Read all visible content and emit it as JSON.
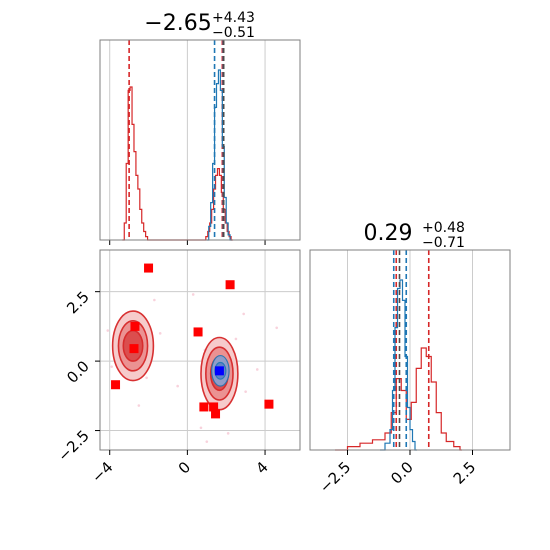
{
  "chart_data": [
    {
      "type": "histogram",
      "panel": "top-left",
      "title": {
        "value": "−2.65",
        "sup": "+4.43",
        "sub": "−0.51"
      },
      "xlim": [
        -4.5,
        5.8
      ],
      "x_ticks": [
        -4,
        0,
        4
      ],
      "grid": true,
      "series": [
        {
          "color": "#d62728",
          "bins": [
            [
              -3.35,
              0.0
            ],
            [
              -3.25,
              0.1
            ],
            [
              -3.15,
              0.45
            ],
            [
              -3.05,
              0.88
            ],
            [
              -2.95,
              0.9
            ],
            [
              -2.85,
              0.68
            ],
            [
              -2.75,
              0.52
            ],
            [
              -2.65,
              0.38
            ],
            [
              -2.55,
              0.3
            ],
            [
              -2.45,
              0.18
            ],
            [
              -2.35,
              0.1
            ],
            [
              -2.25,
              0.05
            ],
            [
              -2.15,
              0.02
            ],
            [
              -2.05,
              0.0
            ],
            [
              0.85,
              0.0
            ],
            [
              0.95,
              0.02
            ],
            [
              1.05,
              0.05
            ],
            [
              1.15,
              0.1
            ],
            [
              1.25,
              0.18
            ],
            [
              1.35,
              0.3
            ],
            [
              1.45,
              0.38
            ],
            [
              1.55,
              0.42
            ],
            [
              1.65,
              0.38
            ],
            [
              1.75,
              0.28
            ],
            [
              1.85,
              0.18
            ],
            [
              1.95,
              0.1
            ],
            [
              2.05,
              0.05
            ],
            [
              2.15,
              0.02
            ],
            [
              2.25,
              0.0
            ]
          ],
          "quantiles": [
            -3.0,
            1.8
          ]
        },
        {
          "color": "#1f77b4",
          "bins": [
            [
              1.0,
              0.0
            ],
            [
              1.1,
              0.08
            ],
            [
              1.2,
              0.22
            ],
            [
              1.3,
              0.45
            ],
            [
              1.4,
              0.78
            ],
            [
              1.5,
              0.92
            ],
            [
              1.6,
              1.0
            ],
            [
              1.7,
              0.88
            ],
            [
              1.8,
              0.55
            ],
            [
              1.9,
              0.25
            ],
            [
              2.0,
              0.1
            ],
            [
              2.1,
              0.03
            ],
            [
              2.2,
              0.0
            ]
          ],
          "quantiles": [
            1.4,
            1.85
          ]
        }
      ],
      "black_lines": [
        1.87
      ]
    },
    {
      "type": "contour-scatter",
      "panel": "bottom-left",
      "xlim": [
        -4.5,
        5.8
      ],
      "ylim": [
        -3.2,
        4.0
      ],
      "x_ticks": [
        -4,
        0,
        4
      ],
      "y_ticks": [
        -2.5,
        0.0,
        2.5
      ],
      "y_tick_labels": [
        "−2.5",
        "0.0",
        "2.5"
      ],
      "x_tick_labels": [
        "−4",
        "0",
        "4"
      ],
      "grid": true,
      "red_contours": [
        {
          "cx": -2.8,
          "cy": 0.55,
          "rx": [
            1.05,
            0.75,
            0.5
          ],
          "ry": [
            1.25,
            0.9,
            0.55
          ]
        },
        {
          "cx": 1.65,
          "cy": -0.45,
          "rx": [
            0.95,
            0.7,
            0.45
          ],
          "ry": [
            1.3,
            0.95,
            0.6
          ]
        }
      ],
      "blue_contour": {
        "cx": 1.7,
        "cy": -0.35,
        "rx": [
          0.45,
          0.28
        ],
        "ry": [
          0.55,
          0.3
        ]
      },
      "blue_marker": [
        1.65,
        -0.35
      ],
      "red_markers": [
        [
          -2.0,
          3.35
        ],
        [
          -2.7,
          1.25
        ],
        [
          -2.75,
          0.45
        ],
        [
          -3.7,
          -0.85
        ],
        [
          0.55,
          1.05
        ],
        [
          2.2,
          2.75
        ],
        [
          0.85,
          -1.65
        ],
        [
          1.35,
          -1.65
        ],
        [
          1.45,
          -1.9
        ],
        [
          4.2,
          -1.55
        ]
      ]
    },
    {
      "type": "histogram",
      "panel": "bottom-right",
      "title": {
        "value": "0.29",
        "sup": "+0.48",
        "sub": "−0.71"
      },
      "xlim": [
        -4.0,
        4.0
      ],
      "x_ticks": [
        -2.5,
        0.0,
        2.5
      ],
      "x_tick_labels": [
        "−2.5",
        "0.0",
        "2.5"
      ],
      "grid": true,
      "series": [
        {
          "color": "#d62728",
          "bins": [
            [
              -3.0,
              0.0
            ],
            [
              -2.5,
              0.02
            ],
            [
              -2.0,
              0.04
            ],
            [
              -1.5,
              0.06
            ],
            [
              -1.0,
              0.1
            ],
            [
              -0.75,
              0.22
            ],
            [
              -0.55,
              0.42
            ],
            [
              -0.35,
              0.35
            ],
            [
              -0.15,
              0.18
            ],
            [
              0.05,
              0.28
            ],
            [
              0.25,
              0.48
            ],
            [
              0.45,
              0.6
            ],
            [
              0.65,
              0.55
            ],
            [
              0.85,
              0.4
            ],
            [
              1.05,
              0.22
            ],
            [
              1.25,
              0.1
            ],
            [
              1.45,
              0.05
            ],
            [
              1.75,
              0.02
            ],
            [
              2.0,
              0.0
            ]
          ],
          "quantiles": [
            -0.55,
            0.75
          ]
        },
        {
          "color": "#1f77b4",
          "bins": [
            [
              -1.2,
              0.0
            ],
            [
              -1.0,
              0.04
            ],
            [
              -0.8,
              0.12
            ],
            [
              -0.7,
              0.35
            ],
            [
              -0.6,
              0.72
            ],
            [
              -0.5,
              0.95
            ],
            [
              -0.4,
              1.0
            ],
            [
              -0.3,
              0.88
            ],
            [
              -0.2,
              0.55
            ],
            [
              -0.1,
              0.25
            ],
            [
              0.0,
              0.12
            ],
            [
              0.1,
              0.05
            ],
            [
              0.2,
              0.0
            ]
          ],
          "quantiles": [
            -0.65,
            -0.15
          ]
        }
      ],
      "black_lines": [
        -0.42
      ]
    }
  ]
}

--------------------

■ Aim of the task: From start to finish, output the listing exactly, but omit its pictures.

■ Solution for this exercise:
Read all visible content and emit it as JSON.
{
  "chart_data": [
    {
      "type": "histogram",
      "panel": "top-left",
      "title": {
        "value": "−2.65",
        "sup": "+4.43",
        "sub": "−0.51"
      },
      "xlim": [
        -4.5,
        5.8
      ],
      "x_ticks": [
        -4,
        0,
        4
      ],
      "grid": true,
      "series": [
        {
          "color": "#d62728",
          "bins": [
            [
              -3.35,
              0.0
            ],
            [
              -3.25,
              0.1
            ],
            [
              -3.15,
              0.45
            ],
            [
              -3.05,
              0.88
            ],
            [
              -2.95,
              0.9
            ],
            [
              -2.85,
              0.68
            ],
            [
              -2.75,
              0.52
            ],
            [
              -2.65,
              0.38
            ],
            [
              -2.55,
              0.3
            ],
            [
              -2.45,
              0.18
            ],
            [
              -2.35,
              0.1
            ],
            [
              -2.25,
              0.05
            ],
            [
              -2.15,
              0.02
            ],
            [
              -2.05,
              0.0
            ],
            [
              0.85,
              0.0
            ],
            [
              0.95,
              0.02
            ],
            [
              1.05,
              0.05
            ],
            [
              1.15,
              0.1
            ],
            [
              1.25,
              0.18
            ],
            [
              1.35,
              0.3
            ],
            [
              1.45,
              0.38
            ],
            [
              1.55,
              0.42
            ],
            [
              1.65,
              0.38
            ],
            [
              1.75,
              0.28
            ],
            [
              1.85,
              0.18
            ],
            [
              1.95,
              0.1
            ],
            [
              2.05,
              0.05
            ],
            [
              2.15,
              0.02
            ],
            [
              2.25,
              0.0
            ]
          ],
          "quantiles": [
            -3.0,
            1.8
          ]
        },
        {
          "color": "#1f77b4",
          "bins": [
            [
              1.0,
              0.0
            ],
            [
              1.1,
              0.08
            ],
            [
              1.2,
              0.22
            ],
            [
              1.3,
              0.45
            ],
            [
              1.4,
              0.78
            ],
            [
              1.5,
              0.92
            ],
            [
              1.6,
              1.0
            ],
            [
              1.7,
              0.88
            ],
            [
              1.8,
              0.55
            ],
            [
              1.9,
              0.25
            ],
            [
              2.0,
              0.1
            ],
            [
              2.1,
              0.03
            ],
            [
              2.2,
              0.0
            ]
          ],
          "quantiles": [
            1.4,
            1.85
          ]
        }
      ],
      "black_lines": [
        1.87
      ]
    },
    {
      "type": "contour-scatter",
      "panel": "bottom-left",
      "xlim": [
        -4.5,
        5.8
      ],
      "ylim": [
        -3.2,
        4.0
      ],
      "x_ticks": [
        -4,
        0,
        4
      ],
      "y_ticks": [
        -2.5,
        0.0,
        2.5
      ],
      "y_tick_labels": [
        "−2.5",
        "0.0",
        "2.5"
      ],
      "x_tick_labels": [
        "−4",
        "0",
        "4"
      ],
      "grid": true,
      "red_contours": [
        {
          "cx": -2.8,
          "cy": 0.55,
          "rx": [
            1.05,
            0.75,
            0.5
          ],
          "ry": [
            1.25,
            0.9,
            0.55
          ]
        },
        {
          "cx": 1.65,
          "cy": -0.45,
          "rx": [
            0.95,
            0.7,
            0.45
          ],
          "ry": [
            1.3,
            0.95,
            0.6
          ]
        }
      ],
      "blue_contour": {
        "cx": 1.7,
        "cy": -0.35,
        "rx": [
          0.45,
          0.28
        ],
        "ry": [
          0.55,
          0.3
        ]
      },
      "blue_marker": [
        1.65,
        -0.35
      ],
      "red_markers": [
        [
          -2.0,
          3.35
        ],
        [
          -2.7,
          1.25
        ],
        [
          -2.75,
          0.45
        ],
        [
          -3.7,
          -0.85
        ],
        [
          0.55,
          1.05
        ],
        [
          2.2,
          2.75
        ],
        [
          0.85,
          -1.65
        ],
        [
          1.35,
          -1.65
        ],
        [
          1.45,
          -1.9
        ],
        [
          4.2,
          -1.55
        ]
      ]
    },
    {
      "type": "histogram",
      "panel": "bottom-right",
      "title": {
        "value": "0.29",
        "sup": "+0.48",
        "sub": "−0.71"
      },
      "xlim": [
        -4.0,
        4.0
      ],
      "x_ticks": [
        -2.5,
        0.0,
        2.5
      ],
      "x_tick_labels": [
        "−2.5",
        "0.0",
        "2.5"
      ],
      "grid": true,
      "series": [
        {
          "color": "#d62728",
          "bins": [
            [
              -3.0,
              0.0
            ],
            [
              -2.5,
              0.02
            ],
            [
              -2.0,
              0.04
            ],
            [
              -1.5,
              0.06
            ],
            [
              -1.0,
              0.1
            ],
            [
              -0.75,
              0.22
            ],
            [
              -0.55,
              0.42
            ],
            [
              -0.35,
              0.35
            ],
            [
              -0.15,
              0.18
            ],
            [
              0.05,
              0.28
            ],
            [
              0.25,
              0.48
            ],
            [
              0.45,
              0.6
            ],
            [
              0.65,
              0.55
            ],
            [
              0.85,
              0.4
            ],
            [
              1.05,
              0.22
            ],
            [
              1.25,
              0.1
            ],
            [
              1.45,
              0.05
            ],
            [
              1.75,
              0.02
            ],
            [
              2.0,
              0.0
            ]
          ],
          "quantiles": [
            -0.55,
            0.75
          ]
        },
        {
          "color": "#1f77b4",
          "bins": [
            [
              -1.2,
              0.0
            ],
            [
              -1.0,
              0.04
            ],
            [
              -0.8,
              0.12
            ],
            [
              -0.7,
              0.35
            ],
            [
              -0.6,
              0.72
            ],
            [
              -0.5,
              0.95
            ],
            [
              -0.4,
              1.0
            ],
            [
              -0.3,
              0.88
            ],
            [
              -0.2,
              0.55
            ],
            [
              -0.1,
              0.25
            ],
            [
              0.0,
              0.12
            ],
            [
              0.1,
              0.05
            ],
            [
              0.2,
              0.0
            ]
          ],
          "quantiles": [
            -0.65,
            -0.15
          ]
        }
      ],
      "black_lines": [
        -0.42
      ]
    }
  ]
}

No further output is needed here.